Exercise brief
Find each line in the listing below that contains the word "годы" and copy those lines in full.
— Start of Entries provided —
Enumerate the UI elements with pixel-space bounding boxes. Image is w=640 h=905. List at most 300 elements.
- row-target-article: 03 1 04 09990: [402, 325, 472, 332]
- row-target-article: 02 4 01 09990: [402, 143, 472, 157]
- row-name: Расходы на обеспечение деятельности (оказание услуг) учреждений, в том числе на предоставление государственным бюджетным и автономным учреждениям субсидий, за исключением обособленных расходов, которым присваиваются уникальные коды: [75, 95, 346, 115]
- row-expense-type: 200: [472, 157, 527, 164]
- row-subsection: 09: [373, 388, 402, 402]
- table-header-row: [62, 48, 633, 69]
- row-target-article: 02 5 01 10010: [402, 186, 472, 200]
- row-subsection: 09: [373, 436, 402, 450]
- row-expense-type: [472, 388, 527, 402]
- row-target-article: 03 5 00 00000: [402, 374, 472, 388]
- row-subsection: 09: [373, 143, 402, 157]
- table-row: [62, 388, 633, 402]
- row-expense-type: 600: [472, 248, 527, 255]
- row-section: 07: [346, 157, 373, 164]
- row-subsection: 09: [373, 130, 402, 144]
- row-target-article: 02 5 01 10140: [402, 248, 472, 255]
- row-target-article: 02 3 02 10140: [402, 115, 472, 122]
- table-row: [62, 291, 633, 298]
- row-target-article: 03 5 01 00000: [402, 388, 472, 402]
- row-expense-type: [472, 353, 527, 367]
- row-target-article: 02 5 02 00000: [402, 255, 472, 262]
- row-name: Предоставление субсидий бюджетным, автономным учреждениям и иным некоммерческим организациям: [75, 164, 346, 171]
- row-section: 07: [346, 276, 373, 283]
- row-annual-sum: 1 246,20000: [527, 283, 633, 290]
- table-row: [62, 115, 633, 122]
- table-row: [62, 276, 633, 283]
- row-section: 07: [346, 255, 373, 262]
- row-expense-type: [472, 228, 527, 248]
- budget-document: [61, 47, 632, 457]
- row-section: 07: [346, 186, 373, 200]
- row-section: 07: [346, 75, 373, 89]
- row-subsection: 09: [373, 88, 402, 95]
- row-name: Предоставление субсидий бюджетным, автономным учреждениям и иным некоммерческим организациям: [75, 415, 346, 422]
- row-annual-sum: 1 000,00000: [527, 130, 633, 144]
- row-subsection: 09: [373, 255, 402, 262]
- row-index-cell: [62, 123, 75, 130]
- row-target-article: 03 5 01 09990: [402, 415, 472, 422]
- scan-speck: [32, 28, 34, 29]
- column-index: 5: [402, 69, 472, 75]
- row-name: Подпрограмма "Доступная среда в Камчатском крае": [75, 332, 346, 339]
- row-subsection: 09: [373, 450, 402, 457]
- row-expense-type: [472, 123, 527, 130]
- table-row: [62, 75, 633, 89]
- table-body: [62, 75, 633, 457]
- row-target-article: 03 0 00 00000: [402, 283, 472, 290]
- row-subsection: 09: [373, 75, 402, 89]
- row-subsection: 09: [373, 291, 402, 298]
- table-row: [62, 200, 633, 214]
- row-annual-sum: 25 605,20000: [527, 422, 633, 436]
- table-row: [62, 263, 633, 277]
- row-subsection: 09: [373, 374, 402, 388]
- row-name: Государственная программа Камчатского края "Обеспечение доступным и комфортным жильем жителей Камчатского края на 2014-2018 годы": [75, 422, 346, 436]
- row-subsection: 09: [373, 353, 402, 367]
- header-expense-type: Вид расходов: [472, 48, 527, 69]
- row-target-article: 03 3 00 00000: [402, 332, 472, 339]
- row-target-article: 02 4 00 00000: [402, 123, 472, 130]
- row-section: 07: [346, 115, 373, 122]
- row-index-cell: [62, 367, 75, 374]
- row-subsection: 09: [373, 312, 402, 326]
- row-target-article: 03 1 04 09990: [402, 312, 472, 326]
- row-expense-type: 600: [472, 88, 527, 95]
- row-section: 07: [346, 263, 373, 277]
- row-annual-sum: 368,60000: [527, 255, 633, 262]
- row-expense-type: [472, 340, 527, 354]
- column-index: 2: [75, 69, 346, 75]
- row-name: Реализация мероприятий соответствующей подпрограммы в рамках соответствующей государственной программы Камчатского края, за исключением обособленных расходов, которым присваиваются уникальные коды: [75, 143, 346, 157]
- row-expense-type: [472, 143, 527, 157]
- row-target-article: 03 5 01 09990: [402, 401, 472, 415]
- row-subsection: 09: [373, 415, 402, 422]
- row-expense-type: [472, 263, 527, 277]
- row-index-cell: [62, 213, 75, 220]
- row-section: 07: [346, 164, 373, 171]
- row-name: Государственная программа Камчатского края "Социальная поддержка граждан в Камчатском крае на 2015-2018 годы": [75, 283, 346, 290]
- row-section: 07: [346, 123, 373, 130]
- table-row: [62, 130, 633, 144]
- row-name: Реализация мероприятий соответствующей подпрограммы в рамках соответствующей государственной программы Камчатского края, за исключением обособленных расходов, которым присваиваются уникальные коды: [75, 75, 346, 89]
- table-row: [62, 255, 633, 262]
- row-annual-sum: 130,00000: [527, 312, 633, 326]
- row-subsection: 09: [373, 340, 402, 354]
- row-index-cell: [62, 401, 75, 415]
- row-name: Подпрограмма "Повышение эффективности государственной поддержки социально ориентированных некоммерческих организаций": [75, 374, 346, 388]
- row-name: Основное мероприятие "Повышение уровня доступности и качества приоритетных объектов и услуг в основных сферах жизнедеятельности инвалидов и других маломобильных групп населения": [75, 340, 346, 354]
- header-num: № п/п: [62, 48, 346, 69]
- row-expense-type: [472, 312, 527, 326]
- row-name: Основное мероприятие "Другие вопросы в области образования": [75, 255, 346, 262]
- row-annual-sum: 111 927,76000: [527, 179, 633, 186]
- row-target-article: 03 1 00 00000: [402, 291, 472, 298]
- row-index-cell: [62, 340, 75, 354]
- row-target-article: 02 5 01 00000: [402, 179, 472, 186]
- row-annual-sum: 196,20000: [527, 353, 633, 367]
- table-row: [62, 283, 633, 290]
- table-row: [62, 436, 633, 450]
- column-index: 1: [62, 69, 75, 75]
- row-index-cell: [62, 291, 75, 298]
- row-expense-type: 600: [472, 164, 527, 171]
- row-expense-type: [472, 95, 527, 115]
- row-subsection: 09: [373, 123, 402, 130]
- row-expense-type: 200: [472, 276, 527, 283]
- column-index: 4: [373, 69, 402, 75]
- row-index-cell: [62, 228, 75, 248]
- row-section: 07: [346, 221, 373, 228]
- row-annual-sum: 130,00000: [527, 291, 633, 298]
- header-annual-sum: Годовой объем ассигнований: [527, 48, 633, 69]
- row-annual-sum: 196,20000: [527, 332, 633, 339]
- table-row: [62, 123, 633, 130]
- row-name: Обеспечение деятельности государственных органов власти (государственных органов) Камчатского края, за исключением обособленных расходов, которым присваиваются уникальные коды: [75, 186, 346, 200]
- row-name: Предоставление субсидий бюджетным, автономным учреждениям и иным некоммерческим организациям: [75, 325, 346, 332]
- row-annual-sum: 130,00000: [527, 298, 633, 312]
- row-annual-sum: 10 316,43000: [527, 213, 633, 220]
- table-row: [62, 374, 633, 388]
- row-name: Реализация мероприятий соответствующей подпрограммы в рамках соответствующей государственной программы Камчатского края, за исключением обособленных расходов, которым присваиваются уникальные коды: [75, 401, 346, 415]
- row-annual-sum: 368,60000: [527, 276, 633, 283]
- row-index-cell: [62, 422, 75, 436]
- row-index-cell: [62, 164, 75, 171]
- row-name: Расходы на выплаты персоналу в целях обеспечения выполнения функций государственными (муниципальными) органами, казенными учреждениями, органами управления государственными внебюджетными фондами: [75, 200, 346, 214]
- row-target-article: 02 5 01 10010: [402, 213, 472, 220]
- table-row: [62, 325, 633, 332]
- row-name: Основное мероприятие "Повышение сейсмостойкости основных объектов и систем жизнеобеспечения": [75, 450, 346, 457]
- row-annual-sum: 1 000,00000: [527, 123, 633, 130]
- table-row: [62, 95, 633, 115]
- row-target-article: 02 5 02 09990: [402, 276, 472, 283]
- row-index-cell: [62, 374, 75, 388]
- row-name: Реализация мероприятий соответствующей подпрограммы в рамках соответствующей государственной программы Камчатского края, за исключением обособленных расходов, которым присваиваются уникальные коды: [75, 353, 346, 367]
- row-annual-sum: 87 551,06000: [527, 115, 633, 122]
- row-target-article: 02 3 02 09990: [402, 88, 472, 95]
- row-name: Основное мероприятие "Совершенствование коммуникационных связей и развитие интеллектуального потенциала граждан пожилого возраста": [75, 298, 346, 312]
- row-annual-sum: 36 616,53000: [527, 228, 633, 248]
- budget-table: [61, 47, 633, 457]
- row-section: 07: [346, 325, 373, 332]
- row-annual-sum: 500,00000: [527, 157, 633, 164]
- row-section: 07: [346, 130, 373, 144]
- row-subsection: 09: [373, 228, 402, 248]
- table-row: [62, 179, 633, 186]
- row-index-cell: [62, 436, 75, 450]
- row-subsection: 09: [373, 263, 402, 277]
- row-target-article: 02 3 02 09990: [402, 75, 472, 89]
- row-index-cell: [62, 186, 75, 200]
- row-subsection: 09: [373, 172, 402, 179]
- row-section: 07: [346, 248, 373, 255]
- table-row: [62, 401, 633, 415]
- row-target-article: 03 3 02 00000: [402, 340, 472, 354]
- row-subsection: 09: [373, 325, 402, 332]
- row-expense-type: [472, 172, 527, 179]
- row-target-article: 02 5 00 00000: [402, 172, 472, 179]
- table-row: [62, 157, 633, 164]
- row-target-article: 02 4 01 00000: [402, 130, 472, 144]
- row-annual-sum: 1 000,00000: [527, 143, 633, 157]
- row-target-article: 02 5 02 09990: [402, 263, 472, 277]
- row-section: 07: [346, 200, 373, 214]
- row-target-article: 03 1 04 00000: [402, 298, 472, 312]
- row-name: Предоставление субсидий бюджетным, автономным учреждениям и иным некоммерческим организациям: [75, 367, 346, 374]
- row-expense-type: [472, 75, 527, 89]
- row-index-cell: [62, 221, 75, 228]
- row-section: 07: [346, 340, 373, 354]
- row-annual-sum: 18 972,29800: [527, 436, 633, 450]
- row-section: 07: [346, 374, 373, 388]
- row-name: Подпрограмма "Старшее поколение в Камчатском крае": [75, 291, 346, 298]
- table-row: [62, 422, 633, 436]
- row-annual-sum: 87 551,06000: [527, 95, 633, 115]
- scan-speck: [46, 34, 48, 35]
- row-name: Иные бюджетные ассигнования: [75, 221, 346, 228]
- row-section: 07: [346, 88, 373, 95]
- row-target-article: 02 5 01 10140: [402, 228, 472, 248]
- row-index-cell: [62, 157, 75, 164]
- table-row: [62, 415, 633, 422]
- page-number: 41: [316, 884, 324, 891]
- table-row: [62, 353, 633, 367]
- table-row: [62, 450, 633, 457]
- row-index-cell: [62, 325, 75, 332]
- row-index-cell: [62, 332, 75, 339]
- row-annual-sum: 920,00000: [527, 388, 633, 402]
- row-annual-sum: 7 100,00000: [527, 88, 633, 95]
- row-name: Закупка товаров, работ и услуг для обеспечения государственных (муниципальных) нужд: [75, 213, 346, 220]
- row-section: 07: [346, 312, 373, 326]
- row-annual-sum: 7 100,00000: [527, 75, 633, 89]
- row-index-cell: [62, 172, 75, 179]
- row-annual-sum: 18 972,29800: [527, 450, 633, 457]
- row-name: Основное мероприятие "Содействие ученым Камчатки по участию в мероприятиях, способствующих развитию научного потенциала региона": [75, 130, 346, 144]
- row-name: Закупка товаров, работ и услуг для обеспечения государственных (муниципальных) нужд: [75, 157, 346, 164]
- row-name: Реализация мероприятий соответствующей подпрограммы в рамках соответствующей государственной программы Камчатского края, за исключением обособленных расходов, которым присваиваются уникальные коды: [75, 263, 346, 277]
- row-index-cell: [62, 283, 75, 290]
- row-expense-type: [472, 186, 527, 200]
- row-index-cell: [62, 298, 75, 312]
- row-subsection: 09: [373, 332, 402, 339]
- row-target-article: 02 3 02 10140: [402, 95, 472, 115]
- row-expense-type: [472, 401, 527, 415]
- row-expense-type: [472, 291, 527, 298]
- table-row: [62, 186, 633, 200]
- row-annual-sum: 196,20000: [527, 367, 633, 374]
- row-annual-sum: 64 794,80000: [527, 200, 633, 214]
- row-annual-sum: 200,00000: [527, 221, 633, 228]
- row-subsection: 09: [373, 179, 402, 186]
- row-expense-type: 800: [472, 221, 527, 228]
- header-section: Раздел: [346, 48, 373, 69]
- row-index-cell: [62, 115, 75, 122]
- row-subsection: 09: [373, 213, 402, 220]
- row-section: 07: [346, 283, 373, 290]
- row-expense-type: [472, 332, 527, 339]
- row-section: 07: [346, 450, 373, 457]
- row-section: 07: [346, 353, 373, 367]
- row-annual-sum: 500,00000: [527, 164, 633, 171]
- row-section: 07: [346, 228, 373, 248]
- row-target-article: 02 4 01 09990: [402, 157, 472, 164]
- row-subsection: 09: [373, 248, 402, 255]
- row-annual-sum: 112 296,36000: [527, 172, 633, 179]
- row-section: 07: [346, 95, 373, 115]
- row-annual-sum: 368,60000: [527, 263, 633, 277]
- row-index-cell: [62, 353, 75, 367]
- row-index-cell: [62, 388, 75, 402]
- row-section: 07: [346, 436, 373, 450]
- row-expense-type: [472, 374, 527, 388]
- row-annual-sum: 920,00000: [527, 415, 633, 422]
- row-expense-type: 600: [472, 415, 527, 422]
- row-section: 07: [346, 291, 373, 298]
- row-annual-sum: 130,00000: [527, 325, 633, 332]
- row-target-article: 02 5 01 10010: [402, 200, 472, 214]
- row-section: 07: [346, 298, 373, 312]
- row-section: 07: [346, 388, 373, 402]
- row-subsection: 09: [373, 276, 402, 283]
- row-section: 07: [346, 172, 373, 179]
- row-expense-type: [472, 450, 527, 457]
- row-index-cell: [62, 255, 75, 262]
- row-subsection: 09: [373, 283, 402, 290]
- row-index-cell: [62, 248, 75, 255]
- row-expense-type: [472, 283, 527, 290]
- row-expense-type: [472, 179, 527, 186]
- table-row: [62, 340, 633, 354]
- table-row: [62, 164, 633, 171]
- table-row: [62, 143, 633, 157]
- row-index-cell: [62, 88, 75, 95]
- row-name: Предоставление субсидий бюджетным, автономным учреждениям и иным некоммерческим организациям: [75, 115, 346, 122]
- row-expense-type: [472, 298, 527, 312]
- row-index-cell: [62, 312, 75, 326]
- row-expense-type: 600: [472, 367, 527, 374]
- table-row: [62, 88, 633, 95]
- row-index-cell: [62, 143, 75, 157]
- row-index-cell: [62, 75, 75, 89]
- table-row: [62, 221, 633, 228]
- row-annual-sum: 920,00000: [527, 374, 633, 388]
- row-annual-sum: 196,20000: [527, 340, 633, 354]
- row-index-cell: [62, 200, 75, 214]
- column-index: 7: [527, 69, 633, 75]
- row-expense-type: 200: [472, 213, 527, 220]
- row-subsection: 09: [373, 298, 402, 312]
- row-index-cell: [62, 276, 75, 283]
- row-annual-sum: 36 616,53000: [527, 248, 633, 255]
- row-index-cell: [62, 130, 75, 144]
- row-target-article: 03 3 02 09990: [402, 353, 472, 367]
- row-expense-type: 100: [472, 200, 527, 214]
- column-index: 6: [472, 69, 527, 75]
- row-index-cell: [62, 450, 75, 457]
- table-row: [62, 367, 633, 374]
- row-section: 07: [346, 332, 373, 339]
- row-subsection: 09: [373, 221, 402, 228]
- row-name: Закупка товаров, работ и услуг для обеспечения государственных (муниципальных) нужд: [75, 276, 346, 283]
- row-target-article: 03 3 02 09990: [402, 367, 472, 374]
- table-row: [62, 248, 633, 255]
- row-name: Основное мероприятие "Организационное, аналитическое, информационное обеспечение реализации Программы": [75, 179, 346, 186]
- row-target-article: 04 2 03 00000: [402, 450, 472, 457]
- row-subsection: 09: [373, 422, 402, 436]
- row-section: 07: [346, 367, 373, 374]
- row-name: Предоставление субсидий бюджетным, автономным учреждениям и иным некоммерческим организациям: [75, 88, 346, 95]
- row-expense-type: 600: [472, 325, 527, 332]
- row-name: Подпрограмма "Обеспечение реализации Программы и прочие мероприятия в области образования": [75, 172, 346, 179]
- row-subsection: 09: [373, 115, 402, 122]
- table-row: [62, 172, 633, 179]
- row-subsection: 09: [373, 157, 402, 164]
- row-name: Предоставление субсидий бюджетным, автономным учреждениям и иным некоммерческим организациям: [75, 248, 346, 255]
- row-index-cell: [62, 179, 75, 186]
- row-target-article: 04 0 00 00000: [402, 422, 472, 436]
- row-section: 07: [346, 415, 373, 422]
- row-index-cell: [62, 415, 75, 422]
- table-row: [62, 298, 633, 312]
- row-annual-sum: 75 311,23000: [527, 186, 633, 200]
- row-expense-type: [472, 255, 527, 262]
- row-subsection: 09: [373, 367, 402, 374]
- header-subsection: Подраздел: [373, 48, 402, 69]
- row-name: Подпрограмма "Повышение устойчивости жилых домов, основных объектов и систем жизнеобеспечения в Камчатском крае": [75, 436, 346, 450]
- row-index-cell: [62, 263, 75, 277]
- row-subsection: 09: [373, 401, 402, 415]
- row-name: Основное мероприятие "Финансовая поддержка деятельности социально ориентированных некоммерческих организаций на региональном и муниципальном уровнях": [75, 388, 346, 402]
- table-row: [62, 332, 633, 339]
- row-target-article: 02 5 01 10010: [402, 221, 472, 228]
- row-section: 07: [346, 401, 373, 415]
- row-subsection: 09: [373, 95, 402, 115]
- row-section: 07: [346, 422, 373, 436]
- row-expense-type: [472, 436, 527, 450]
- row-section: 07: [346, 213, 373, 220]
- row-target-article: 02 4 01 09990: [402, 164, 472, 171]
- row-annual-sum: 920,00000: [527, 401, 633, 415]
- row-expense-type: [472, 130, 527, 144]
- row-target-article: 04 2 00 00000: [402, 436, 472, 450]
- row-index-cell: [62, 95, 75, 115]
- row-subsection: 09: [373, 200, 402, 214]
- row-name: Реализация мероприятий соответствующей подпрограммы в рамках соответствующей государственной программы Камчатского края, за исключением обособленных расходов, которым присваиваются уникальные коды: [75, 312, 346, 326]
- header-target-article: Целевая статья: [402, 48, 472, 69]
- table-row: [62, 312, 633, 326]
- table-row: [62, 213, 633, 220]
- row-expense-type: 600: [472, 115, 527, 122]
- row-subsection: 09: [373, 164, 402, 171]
— End of Entries provided —
Task result
- row-name: Государственная программа Камчатского края "Обеспечение доступным и комфортным жильем жителей Камчатского края на 2014-2018 годы": [75, 422, 346, 436]
- row-name: Государственная программа Камчатского края "Социальная поддержка граждан в Камчатском крае на 2015-2018 годы": [75, 283, 346, 290]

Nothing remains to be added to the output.